EXERCISE DIRECTIONS - Where does the string "this" appear in the records? Copy every line that contains it.
* Start LISTED ENTRIES *
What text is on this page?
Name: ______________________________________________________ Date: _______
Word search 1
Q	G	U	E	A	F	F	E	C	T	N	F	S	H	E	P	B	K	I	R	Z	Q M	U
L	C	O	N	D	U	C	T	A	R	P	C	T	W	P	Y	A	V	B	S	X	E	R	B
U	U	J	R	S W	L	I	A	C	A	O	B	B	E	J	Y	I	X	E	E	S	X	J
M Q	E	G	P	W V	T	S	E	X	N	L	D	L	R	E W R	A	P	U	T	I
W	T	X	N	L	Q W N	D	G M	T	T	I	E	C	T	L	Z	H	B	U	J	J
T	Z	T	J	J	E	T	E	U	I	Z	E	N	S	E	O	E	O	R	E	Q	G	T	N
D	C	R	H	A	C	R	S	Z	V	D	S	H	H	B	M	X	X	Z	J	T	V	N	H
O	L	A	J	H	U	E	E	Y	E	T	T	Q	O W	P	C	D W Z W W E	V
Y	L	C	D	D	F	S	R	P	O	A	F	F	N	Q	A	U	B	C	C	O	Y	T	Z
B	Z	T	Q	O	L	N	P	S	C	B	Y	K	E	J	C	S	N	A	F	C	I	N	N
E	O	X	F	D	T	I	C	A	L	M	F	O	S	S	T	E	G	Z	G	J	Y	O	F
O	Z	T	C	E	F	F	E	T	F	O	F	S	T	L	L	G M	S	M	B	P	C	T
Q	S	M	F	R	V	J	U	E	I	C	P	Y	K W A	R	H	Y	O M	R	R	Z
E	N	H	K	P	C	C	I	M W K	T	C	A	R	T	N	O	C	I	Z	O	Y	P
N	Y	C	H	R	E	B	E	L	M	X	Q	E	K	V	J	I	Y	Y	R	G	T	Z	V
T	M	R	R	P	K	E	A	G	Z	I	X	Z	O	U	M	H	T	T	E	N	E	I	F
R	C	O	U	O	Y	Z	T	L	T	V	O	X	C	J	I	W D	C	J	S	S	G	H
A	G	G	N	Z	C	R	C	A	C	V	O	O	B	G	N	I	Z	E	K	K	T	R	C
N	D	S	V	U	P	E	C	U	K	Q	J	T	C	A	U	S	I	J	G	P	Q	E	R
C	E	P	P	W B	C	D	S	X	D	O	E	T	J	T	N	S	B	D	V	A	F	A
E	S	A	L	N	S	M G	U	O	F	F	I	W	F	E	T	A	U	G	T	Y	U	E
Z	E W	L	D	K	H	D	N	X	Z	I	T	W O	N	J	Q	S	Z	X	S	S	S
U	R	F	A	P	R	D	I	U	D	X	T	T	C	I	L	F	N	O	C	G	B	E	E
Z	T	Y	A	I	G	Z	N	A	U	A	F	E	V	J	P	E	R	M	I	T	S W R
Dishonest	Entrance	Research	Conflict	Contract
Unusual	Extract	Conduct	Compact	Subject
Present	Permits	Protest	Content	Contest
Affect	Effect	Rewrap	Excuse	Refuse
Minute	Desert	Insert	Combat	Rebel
* End LISTED ENTRIES *
* Start LISTED ENTRIES *
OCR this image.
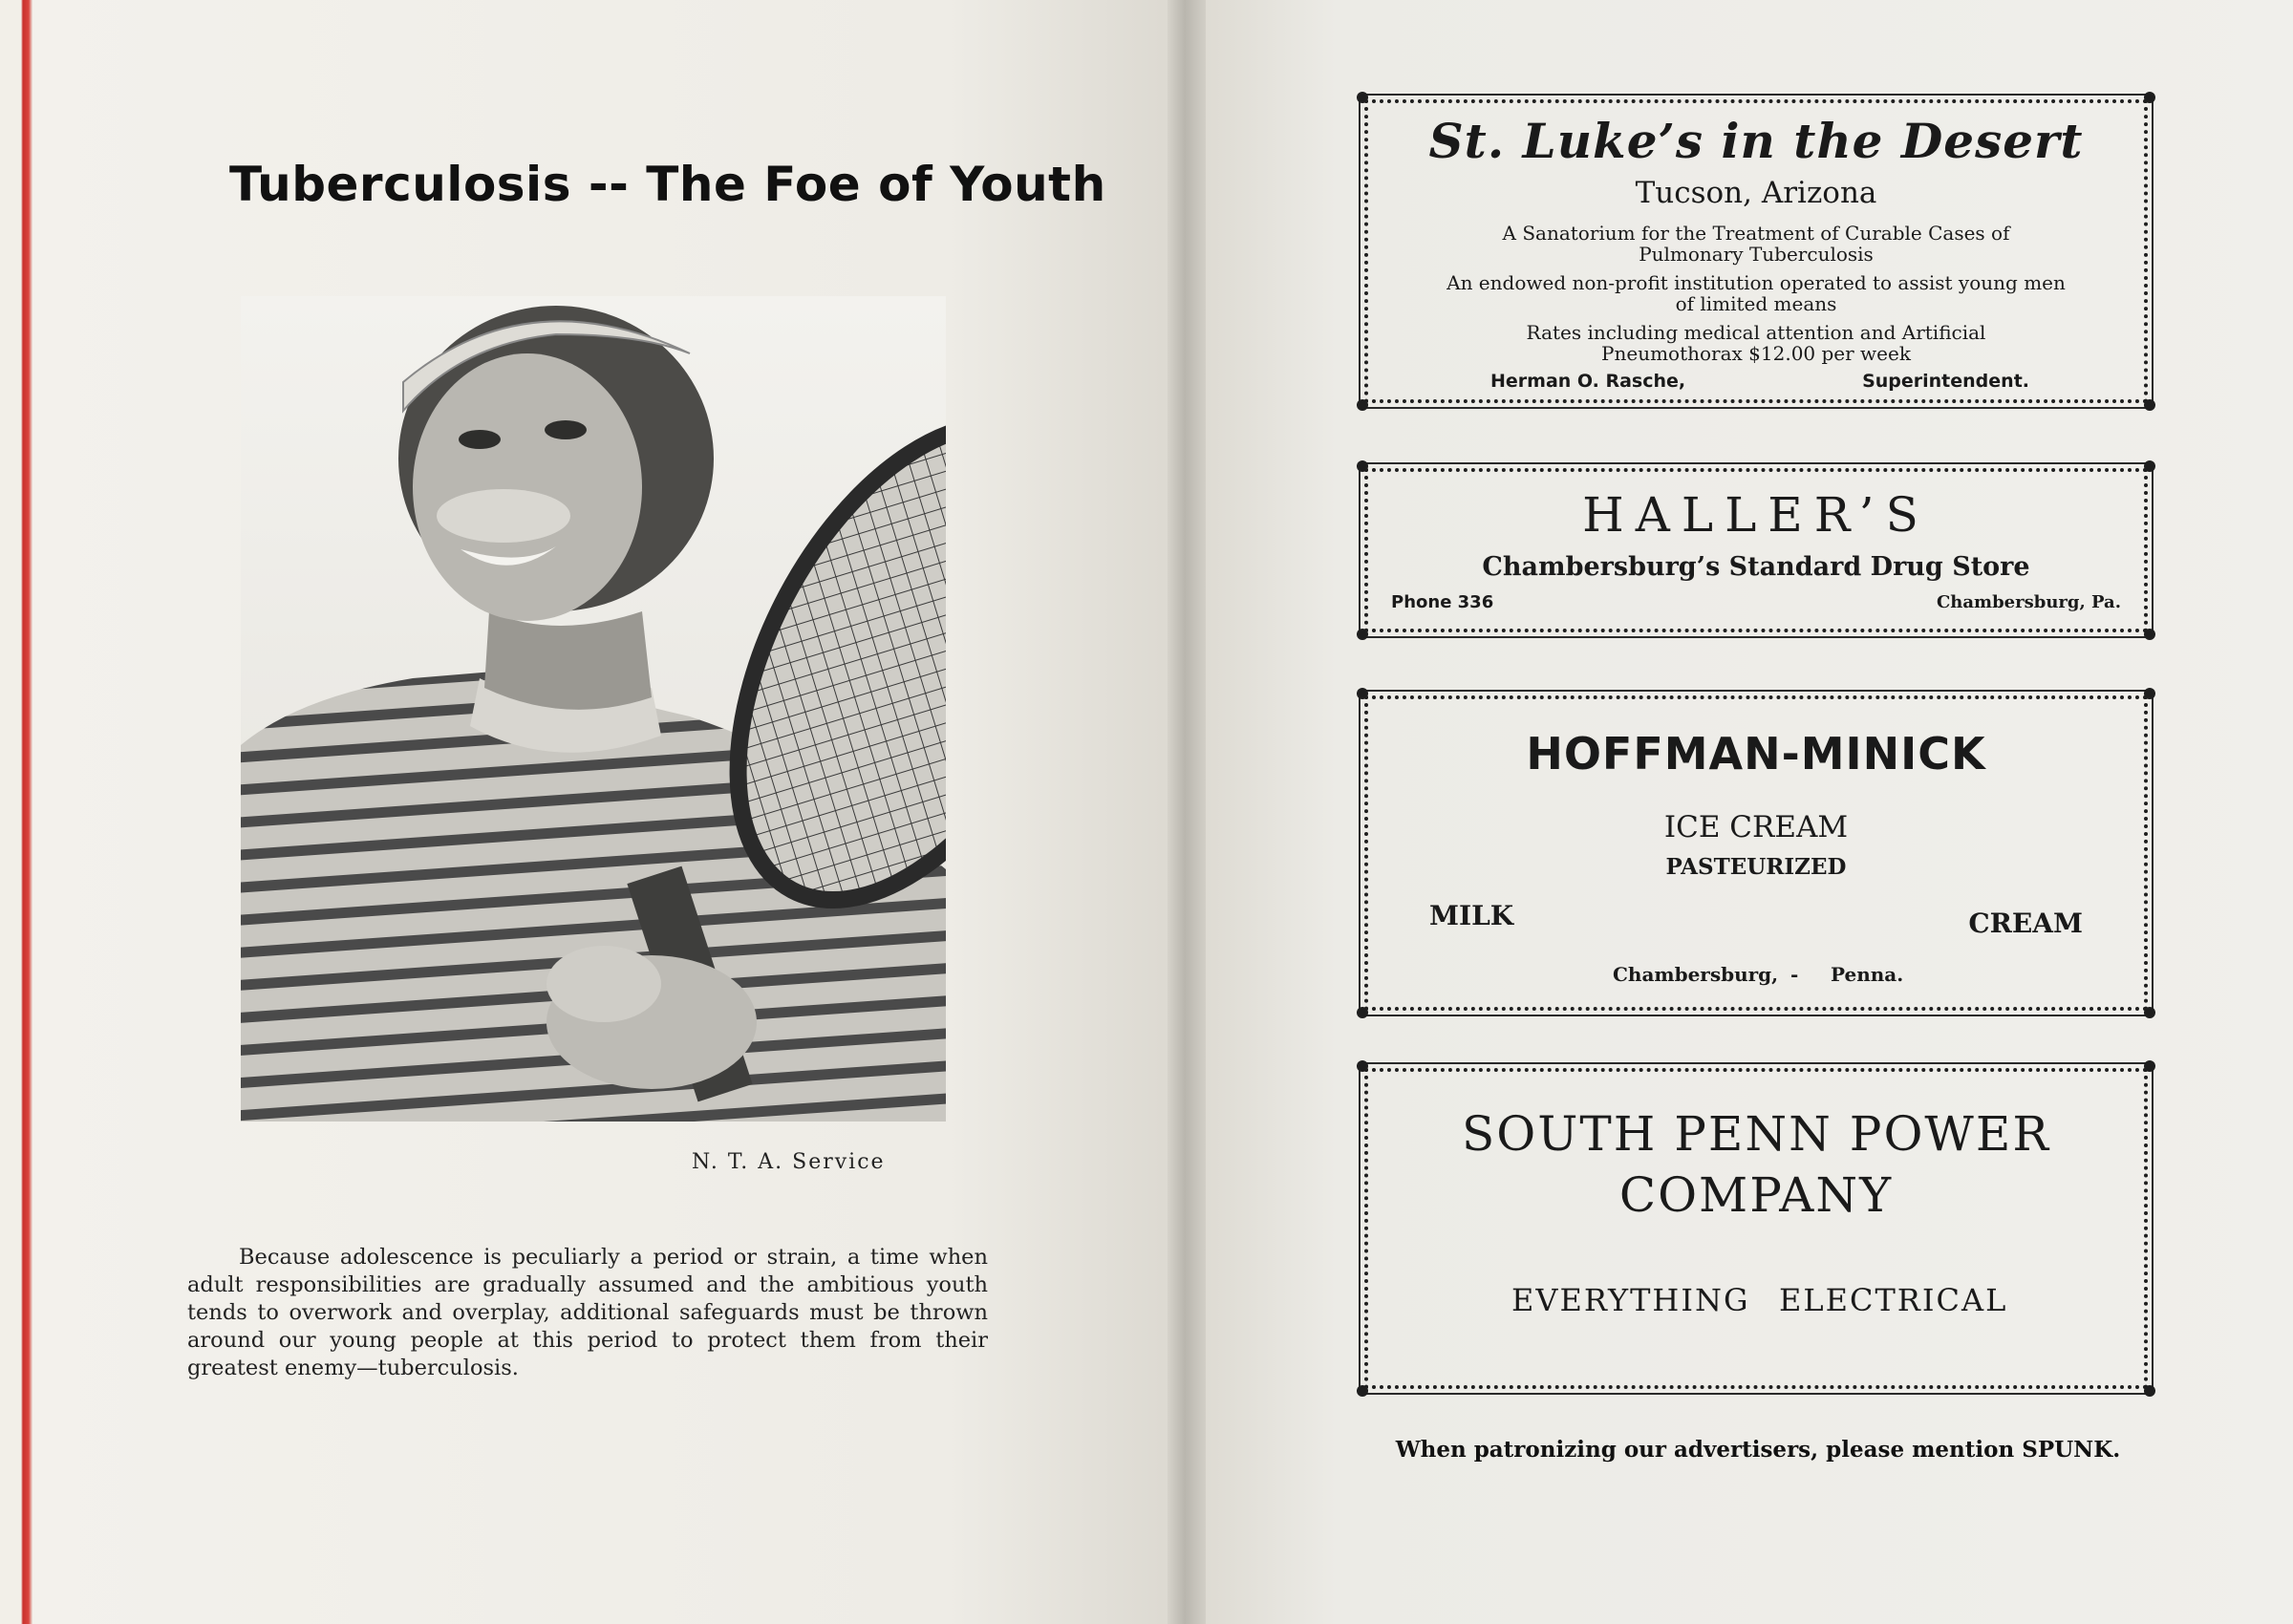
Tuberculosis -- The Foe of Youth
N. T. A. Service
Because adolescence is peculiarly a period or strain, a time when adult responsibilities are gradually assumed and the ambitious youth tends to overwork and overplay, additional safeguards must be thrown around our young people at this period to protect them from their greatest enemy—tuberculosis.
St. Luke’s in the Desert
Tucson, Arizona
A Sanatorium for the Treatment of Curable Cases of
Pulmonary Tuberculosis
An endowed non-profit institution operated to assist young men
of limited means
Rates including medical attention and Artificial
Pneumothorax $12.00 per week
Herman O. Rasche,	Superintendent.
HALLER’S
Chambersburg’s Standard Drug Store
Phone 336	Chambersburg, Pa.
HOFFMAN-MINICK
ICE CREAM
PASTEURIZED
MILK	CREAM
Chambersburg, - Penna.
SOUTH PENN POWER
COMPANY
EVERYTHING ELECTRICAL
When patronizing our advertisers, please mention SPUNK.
* End LISTED ENTRIES *
* Start LISTED ENTRIES *
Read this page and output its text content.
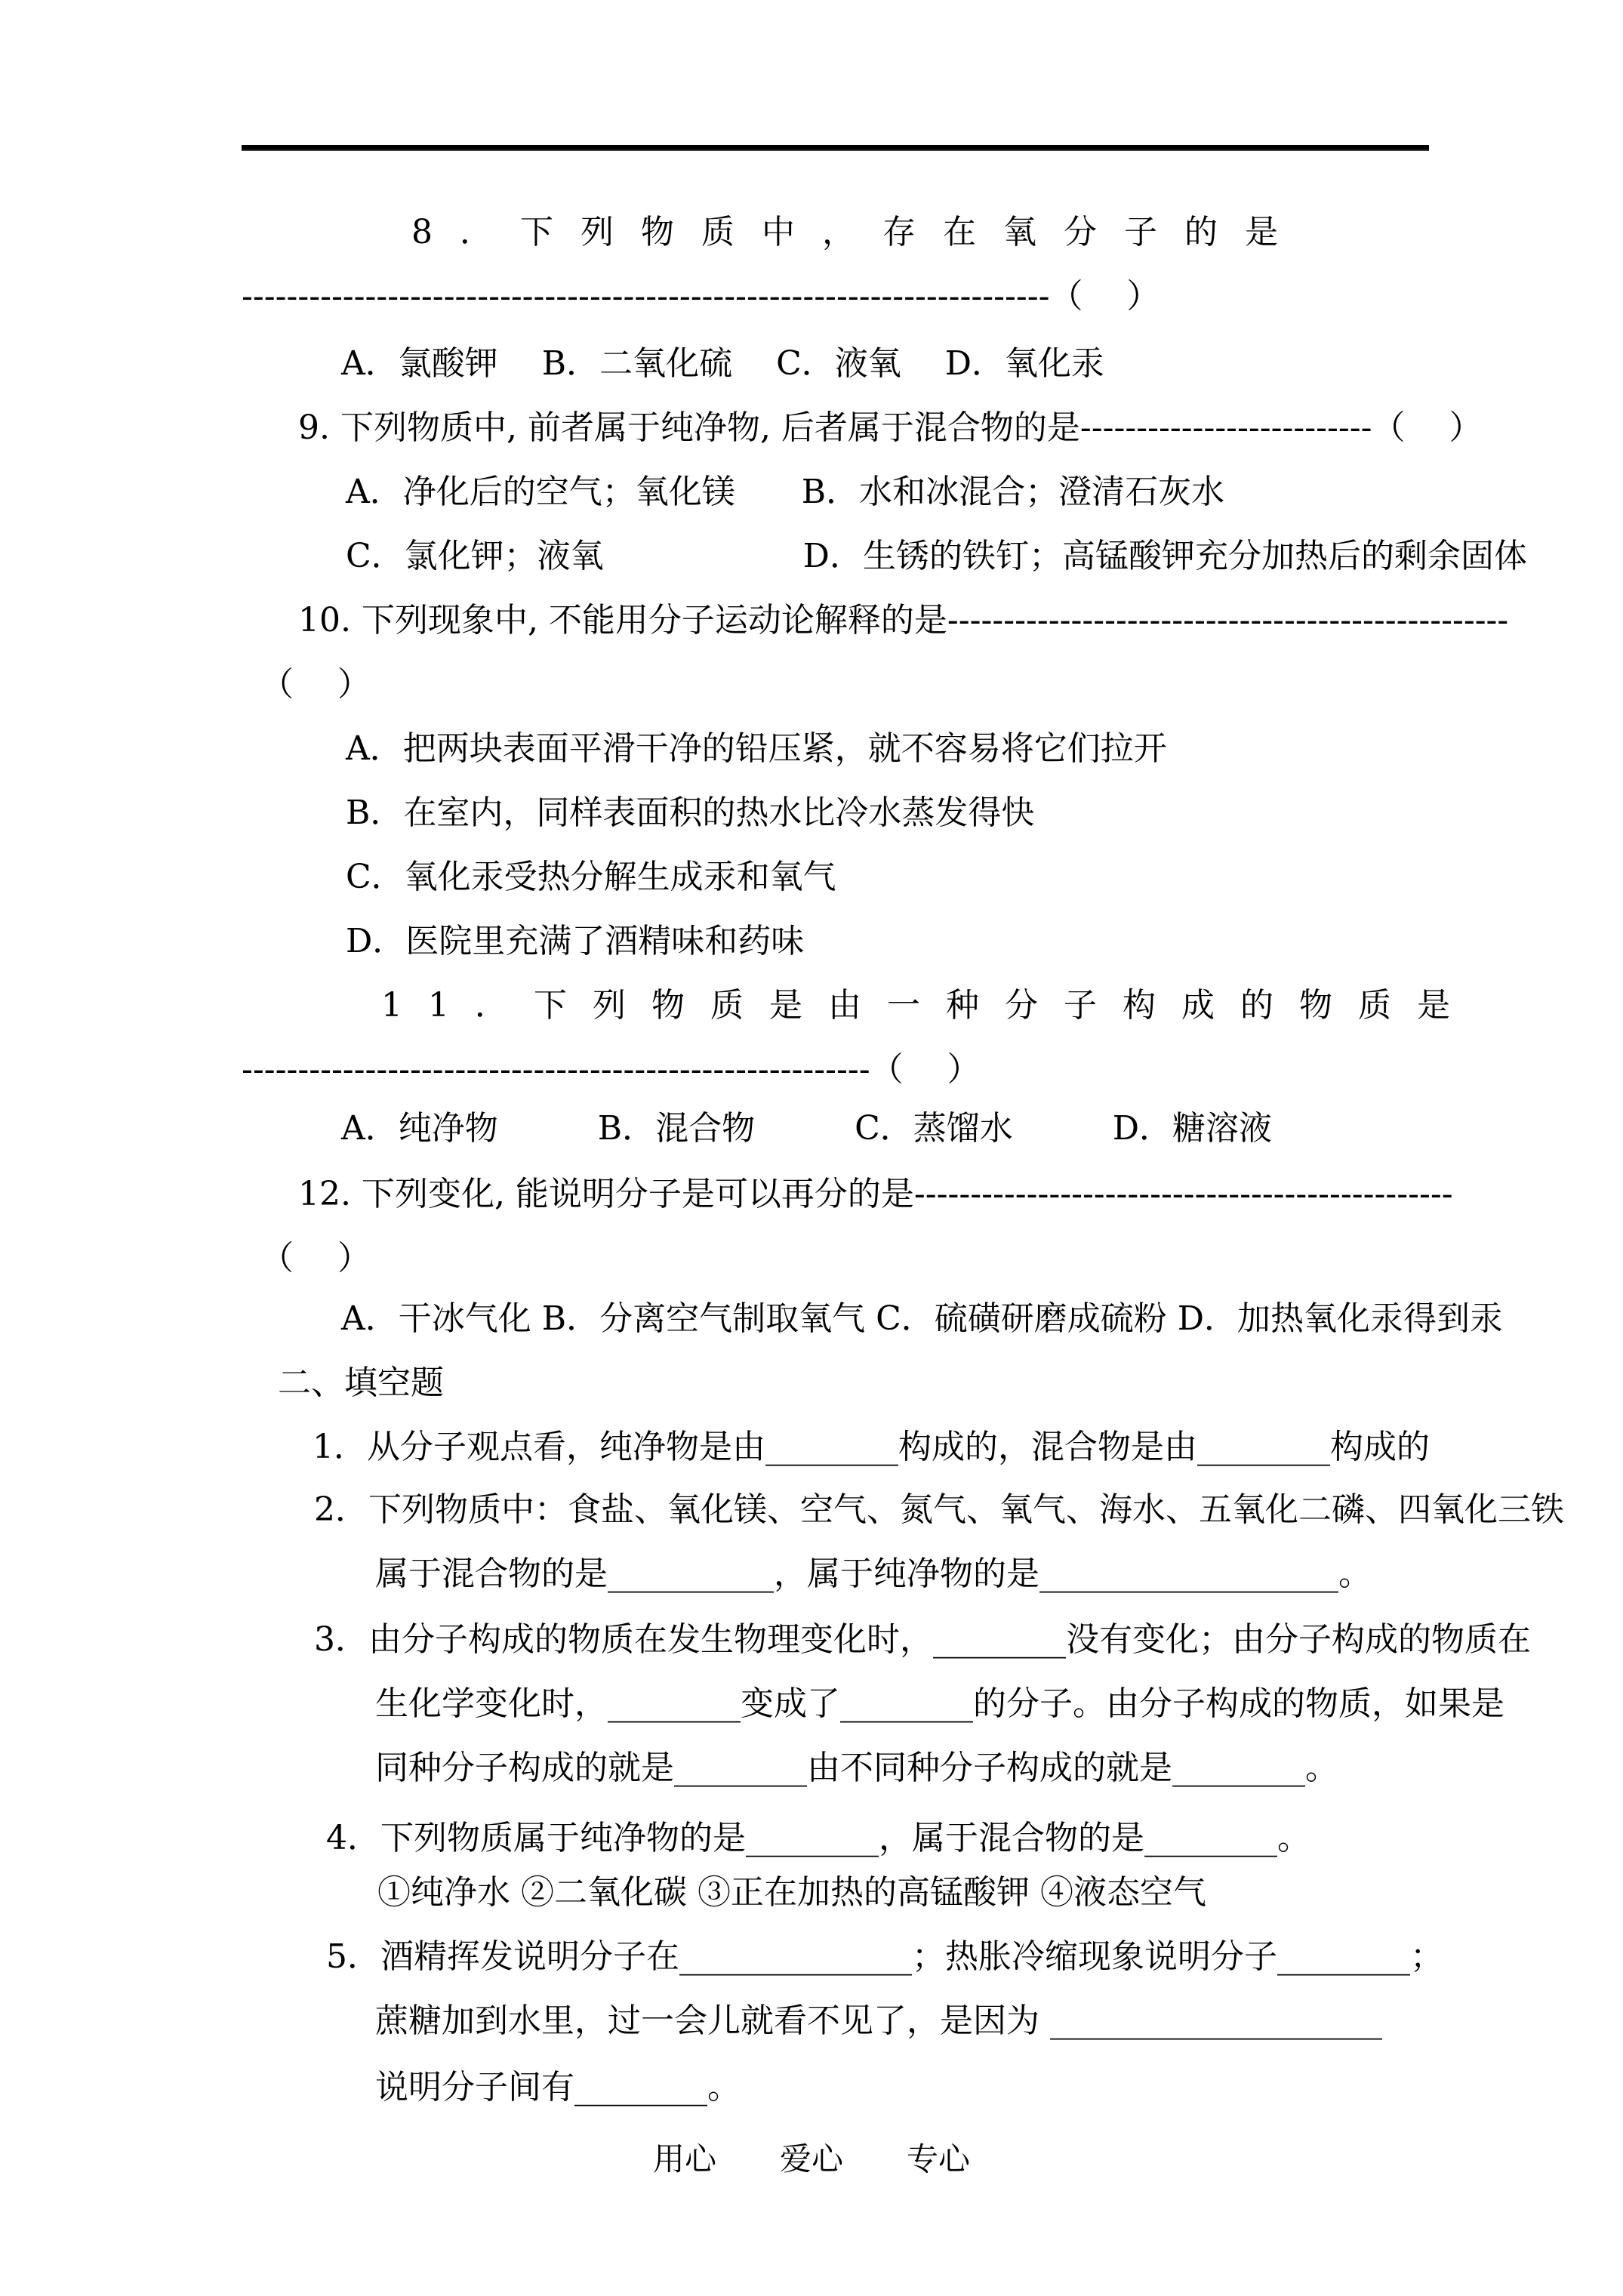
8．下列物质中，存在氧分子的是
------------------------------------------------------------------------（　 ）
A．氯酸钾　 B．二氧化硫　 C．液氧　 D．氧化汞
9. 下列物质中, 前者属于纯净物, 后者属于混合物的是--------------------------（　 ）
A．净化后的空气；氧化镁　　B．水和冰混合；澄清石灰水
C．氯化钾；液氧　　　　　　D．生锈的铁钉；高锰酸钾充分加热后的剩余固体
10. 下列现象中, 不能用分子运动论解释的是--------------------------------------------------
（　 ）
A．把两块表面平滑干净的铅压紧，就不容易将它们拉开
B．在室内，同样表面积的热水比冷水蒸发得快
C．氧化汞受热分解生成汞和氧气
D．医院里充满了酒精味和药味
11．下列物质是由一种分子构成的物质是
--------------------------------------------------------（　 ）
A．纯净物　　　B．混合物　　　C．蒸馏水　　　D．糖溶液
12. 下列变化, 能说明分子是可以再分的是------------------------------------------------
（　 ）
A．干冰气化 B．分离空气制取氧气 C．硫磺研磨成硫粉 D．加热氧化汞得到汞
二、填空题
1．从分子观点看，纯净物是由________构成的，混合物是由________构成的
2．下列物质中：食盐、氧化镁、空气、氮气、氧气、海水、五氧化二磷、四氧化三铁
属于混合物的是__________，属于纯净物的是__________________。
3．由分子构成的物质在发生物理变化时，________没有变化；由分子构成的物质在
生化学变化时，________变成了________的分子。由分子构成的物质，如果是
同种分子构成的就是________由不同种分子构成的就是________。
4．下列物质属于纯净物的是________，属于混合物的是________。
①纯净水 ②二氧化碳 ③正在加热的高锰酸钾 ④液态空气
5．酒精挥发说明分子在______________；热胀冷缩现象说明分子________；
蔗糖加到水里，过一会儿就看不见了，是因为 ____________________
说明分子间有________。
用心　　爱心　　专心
* End LISTED ENTRIES *
EXERCISE OUTPUT -
What text is on this page?
OCR this image.
Because adolescence is peculiarly a period or strain, a time when adult responsibilities are gradually assumed and the ambitious youth tends to overwork and overplay, additional safeguards must be thrown around our young people at this period to protect them from their greatest enemy—tuberculosis.
Read this page and output its text content.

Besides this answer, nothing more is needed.